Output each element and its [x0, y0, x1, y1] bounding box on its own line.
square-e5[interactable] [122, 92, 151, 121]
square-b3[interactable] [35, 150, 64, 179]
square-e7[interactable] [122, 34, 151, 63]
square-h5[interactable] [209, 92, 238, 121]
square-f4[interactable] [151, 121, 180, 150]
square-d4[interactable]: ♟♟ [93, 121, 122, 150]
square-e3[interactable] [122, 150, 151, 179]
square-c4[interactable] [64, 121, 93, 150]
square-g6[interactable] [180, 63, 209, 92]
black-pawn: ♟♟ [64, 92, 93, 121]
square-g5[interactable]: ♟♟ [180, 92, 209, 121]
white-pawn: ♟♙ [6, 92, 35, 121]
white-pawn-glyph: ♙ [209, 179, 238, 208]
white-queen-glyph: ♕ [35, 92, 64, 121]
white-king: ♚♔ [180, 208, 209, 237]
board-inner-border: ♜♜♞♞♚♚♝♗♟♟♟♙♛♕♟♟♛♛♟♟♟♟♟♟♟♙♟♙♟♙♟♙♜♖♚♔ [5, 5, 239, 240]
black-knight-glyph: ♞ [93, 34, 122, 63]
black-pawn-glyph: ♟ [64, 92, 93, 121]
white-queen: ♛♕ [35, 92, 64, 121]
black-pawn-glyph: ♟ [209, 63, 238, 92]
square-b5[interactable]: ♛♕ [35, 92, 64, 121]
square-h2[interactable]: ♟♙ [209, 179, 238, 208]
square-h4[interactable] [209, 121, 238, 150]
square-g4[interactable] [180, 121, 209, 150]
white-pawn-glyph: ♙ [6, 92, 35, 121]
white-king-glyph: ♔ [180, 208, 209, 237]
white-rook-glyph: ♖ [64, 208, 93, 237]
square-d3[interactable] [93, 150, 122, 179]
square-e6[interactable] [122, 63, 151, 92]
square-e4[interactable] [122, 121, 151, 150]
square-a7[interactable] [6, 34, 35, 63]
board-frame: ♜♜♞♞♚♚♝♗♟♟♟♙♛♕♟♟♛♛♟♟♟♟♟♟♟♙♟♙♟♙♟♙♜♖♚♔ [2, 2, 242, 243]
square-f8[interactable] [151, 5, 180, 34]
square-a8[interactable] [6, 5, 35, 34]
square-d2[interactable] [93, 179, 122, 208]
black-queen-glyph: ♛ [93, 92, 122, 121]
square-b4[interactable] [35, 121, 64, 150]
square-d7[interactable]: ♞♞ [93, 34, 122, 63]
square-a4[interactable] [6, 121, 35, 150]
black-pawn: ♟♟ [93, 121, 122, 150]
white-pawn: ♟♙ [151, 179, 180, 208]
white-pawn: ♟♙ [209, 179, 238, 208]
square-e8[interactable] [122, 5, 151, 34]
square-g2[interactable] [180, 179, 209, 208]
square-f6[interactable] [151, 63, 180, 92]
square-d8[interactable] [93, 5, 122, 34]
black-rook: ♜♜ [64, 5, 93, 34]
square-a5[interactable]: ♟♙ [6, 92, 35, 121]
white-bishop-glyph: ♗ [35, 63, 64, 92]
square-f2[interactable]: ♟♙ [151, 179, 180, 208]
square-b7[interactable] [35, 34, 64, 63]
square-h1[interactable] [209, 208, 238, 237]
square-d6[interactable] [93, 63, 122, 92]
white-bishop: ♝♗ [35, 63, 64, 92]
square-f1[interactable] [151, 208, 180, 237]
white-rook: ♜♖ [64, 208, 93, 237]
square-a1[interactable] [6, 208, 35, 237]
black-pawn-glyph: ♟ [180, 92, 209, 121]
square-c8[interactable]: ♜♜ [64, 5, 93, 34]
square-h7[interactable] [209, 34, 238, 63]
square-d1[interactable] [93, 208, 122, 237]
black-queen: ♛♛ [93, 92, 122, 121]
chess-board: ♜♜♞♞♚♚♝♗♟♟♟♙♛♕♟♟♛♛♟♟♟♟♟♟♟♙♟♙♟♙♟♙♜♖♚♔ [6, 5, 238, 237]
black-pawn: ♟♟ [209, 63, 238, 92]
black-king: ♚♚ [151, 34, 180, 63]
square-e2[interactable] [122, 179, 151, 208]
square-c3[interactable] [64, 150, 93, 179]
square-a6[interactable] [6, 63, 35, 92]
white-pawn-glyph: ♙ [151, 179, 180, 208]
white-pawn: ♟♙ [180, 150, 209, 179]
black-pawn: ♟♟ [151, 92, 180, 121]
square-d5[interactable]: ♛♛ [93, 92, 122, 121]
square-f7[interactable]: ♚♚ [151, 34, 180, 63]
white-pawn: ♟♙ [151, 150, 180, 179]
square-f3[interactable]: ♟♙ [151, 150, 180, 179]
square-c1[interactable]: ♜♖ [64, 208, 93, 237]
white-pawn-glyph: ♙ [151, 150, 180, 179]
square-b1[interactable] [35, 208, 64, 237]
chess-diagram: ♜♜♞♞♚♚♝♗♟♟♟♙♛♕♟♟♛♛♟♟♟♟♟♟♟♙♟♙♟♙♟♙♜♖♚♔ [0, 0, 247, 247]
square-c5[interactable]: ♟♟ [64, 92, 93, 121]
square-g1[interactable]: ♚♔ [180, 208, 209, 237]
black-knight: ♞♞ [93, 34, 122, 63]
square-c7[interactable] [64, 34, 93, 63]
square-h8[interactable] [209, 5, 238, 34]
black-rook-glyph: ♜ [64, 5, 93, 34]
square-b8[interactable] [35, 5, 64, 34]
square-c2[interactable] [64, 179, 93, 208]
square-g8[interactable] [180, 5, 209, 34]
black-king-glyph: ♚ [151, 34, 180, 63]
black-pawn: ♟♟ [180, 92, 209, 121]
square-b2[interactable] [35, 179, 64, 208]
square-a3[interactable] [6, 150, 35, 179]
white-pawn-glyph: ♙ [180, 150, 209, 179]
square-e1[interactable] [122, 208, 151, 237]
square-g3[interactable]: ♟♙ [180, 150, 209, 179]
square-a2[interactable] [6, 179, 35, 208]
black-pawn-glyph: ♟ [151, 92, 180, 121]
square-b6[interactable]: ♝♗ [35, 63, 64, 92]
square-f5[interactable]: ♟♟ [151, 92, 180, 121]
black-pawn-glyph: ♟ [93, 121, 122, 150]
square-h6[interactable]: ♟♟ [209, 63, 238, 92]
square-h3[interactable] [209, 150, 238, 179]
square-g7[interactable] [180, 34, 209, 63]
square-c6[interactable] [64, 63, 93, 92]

• • • • • • •

**Task goal**. Convert the lines above into a numbered list, from the first line through the line holding "square-h5[interactable] [209, 92, 238, 121]", both included. Leave out any blank lines.

**Worked answer**.
1. Output each element and its [x0, y0, x1, y1] bounding box on its own line.
2. square-e5[interactable] [122, 92, 151, 121]
3. square-b3[interactable] [35, 150, 64, 179]
4. square-e7[interactable] [122, 34, 151, 63]
5. square-h5[interactable] [209, 92, 238, 121]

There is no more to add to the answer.